▶ _Text passage_
○ ○ ○ ○ ○
Consider the following Markdown:
# MarkDown List                                         
                                                        
A list follows:                                         
                                                        
- Item 1                                                
    This is detail on item 1.                           
- Item 2                                                
    This is detail on item 2,                           
    and note there is no detail on the following item 3.
- Item 3                                                
                                                        
This is a trailing paragraph,                           
it should not be lost       
The result of ProcessLine tells us the type of object and flags the locations with 1-maps: 
      ↑s ProcessLine¨⍳≢⍵
 Header     1
            0
 Paragraph  1
            0
 List       1
            1
            1
            1
            1
            1
            0
 Paragraph  1
            1
Note that this partition technique requires a blank line between objects. Now we can apply the appropriate function to each partition.  For example, the Paragraph function creates a new paragraph element object, and sets its content after adding any in-line markup:
Paragraph←{
     l←1↓⊃,/' ',¨⍵
     H.New'p'(InLine l)
○ ○ ○ ○ ○
▶ _Required actions_
A: Extract from the Markdown-parsing passage the words starting with "Consider the following" and going on through "detail on item 1.".
B: In the Markdown-parsing passage, what does the partition technique require between objects?
C: Write the next part of the Markdown-parsing passage, picking up from where it stops.

▶ _Given material_
○ ○ ○ ○ ○
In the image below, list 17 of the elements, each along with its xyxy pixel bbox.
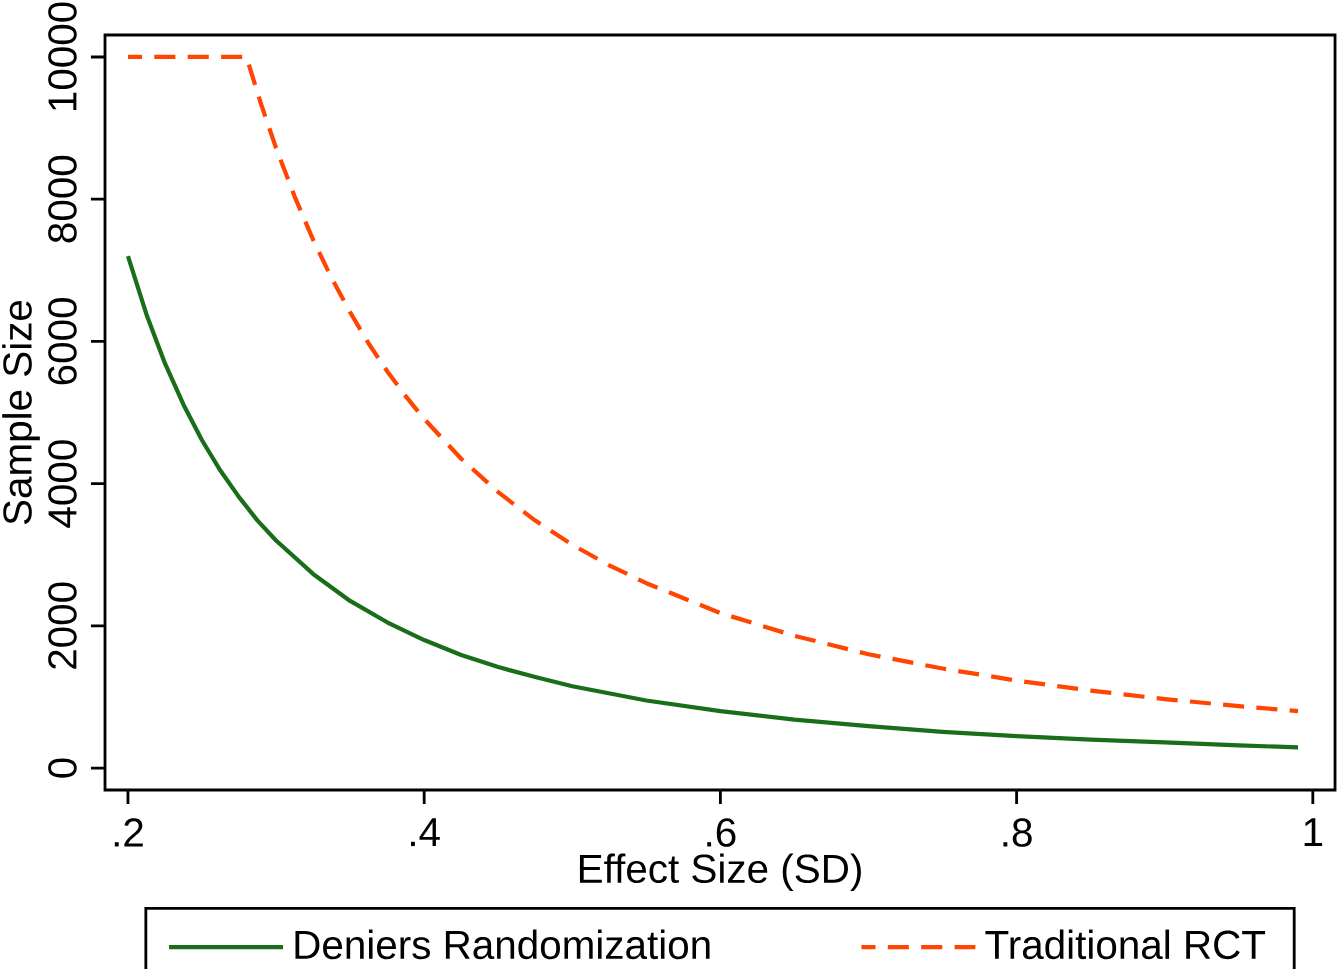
○ ○ ○ ○ ○
▶ _Written answers_
A:
Consider the following Markdown:
# MarkDown List                                         
                                                        
A list follows:                                         
                                                        
- Item 1                                                
    This is detail on item 1.

B: It requires a blank line between objects.

C:
 }
While the List function, and its subfunction ListItem, creates a list element and must recursively parse the content:
List←{
     t←↑⍵
     p←(' '≠t[;0])⊂⍵
     l←('-'∊t[;0])⊃'ol' 'ul'
     H.New l(ListItem¨p)
 }
ListItem←{
     t←{⍵↓⍨1+⍵⍳' '}⊃⍵
     i←H.New'li't
     1=≢⍵:i
     i.Content,←Parse 4↓¨1↓⍵
     i
 }
The code above is by no means a comprehensive markdown processor. Many features can and will be easily added, but we are generally not concerned with handling every little issue or variation that may be present in Markdown files out in the wild.